↓

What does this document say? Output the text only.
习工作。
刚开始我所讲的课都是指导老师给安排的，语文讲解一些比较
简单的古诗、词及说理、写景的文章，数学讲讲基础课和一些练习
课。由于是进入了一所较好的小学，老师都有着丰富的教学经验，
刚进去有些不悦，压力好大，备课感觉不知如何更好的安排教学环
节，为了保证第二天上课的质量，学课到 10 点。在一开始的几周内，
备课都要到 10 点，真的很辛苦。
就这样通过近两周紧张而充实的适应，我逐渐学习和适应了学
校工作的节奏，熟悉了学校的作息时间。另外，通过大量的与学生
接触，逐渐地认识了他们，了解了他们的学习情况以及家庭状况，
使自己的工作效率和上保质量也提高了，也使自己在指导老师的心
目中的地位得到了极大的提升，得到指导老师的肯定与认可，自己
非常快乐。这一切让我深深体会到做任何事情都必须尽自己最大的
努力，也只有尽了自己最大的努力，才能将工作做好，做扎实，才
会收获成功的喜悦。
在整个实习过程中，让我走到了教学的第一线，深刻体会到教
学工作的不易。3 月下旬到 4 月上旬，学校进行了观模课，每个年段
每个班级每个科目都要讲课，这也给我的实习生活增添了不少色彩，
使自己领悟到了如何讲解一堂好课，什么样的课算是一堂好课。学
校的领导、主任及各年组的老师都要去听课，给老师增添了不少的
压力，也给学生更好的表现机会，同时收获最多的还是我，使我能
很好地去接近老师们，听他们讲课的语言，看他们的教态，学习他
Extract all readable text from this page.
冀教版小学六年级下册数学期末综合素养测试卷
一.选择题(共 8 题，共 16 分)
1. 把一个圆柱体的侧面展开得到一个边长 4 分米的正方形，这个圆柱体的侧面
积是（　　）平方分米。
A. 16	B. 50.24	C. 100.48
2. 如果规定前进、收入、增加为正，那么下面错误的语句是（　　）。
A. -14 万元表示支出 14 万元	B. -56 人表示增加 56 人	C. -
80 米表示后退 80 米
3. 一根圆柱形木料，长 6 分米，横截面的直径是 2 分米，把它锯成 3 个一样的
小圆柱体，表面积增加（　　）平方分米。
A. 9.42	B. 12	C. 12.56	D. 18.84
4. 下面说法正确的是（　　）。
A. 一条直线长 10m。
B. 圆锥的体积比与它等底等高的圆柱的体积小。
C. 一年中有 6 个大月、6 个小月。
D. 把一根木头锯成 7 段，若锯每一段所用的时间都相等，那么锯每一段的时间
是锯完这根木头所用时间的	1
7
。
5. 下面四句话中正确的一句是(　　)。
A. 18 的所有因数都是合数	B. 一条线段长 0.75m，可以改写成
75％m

↑

* Exercise brief *
Scan the records above for the string "text", then select every line that holds it.

* Output below *
What does this document say? Output the text only.
Extract all readable text from this page.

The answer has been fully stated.